◆ EXERCISE DIRECTIONS
Filter the listing below down to the lines that contain the string "panel", treating uppercase and lowercase as different.

::: GIVEN DATA :::

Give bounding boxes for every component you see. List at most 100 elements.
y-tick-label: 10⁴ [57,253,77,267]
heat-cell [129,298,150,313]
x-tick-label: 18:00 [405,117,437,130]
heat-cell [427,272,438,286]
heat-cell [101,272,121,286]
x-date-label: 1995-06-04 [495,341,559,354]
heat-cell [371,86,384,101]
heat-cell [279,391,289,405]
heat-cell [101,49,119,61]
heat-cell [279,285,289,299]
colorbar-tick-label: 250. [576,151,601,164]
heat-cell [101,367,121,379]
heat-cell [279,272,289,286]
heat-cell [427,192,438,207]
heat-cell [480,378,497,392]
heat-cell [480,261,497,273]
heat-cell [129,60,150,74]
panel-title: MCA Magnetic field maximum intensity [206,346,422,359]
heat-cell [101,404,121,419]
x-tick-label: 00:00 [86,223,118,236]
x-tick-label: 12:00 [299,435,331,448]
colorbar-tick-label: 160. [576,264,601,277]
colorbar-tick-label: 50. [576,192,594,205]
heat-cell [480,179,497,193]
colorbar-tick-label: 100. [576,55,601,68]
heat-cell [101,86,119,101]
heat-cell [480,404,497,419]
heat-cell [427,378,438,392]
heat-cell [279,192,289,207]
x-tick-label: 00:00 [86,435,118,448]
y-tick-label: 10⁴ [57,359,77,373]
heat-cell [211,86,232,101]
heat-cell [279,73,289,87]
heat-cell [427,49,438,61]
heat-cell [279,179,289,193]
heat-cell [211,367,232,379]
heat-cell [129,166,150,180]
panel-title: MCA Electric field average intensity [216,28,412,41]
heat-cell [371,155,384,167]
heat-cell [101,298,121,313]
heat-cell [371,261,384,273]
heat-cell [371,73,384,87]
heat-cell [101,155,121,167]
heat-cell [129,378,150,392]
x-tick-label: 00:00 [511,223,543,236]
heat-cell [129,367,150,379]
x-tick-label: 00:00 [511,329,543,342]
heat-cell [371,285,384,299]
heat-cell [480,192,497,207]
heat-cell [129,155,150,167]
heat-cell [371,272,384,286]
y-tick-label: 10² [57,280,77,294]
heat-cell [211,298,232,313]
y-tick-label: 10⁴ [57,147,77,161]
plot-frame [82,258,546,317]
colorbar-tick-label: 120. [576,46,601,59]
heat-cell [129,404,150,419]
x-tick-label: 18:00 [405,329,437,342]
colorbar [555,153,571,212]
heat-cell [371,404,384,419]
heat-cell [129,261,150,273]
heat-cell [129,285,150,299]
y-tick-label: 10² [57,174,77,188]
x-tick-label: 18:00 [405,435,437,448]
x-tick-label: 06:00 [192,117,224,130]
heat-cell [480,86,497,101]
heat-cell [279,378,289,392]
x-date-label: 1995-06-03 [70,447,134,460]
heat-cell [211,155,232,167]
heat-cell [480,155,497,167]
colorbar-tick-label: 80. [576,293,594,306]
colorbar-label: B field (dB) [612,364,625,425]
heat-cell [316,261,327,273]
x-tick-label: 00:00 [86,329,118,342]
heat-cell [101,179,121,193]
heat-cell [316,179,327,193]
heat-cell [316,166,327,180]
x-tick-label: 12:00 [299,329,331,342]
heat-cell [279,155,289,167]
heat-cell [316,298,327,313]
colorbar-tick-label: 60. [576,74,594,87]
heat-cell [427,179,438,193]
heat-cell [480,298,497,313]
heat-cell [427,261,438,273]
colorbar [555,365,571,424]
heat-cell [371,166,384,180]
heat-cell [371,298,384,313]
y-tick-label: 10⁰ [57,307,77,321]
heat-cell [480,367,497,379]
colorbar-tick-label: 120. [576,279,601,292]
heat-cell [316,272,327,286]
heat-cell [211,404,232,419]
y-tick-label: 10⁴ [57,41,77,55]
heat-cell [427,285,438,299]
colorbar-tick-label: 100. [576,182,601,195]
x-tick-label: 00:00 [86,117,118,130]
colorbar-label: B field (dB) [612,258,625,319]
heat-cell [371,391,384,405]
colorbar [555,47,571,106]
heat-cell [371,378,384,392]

:::

◆ RESPONSE BELOW
panel-title: MCA Magnetic field maximum intensity [206,346,422,359]
panel-title: MCA Electric field average intensity [216,28,412,41]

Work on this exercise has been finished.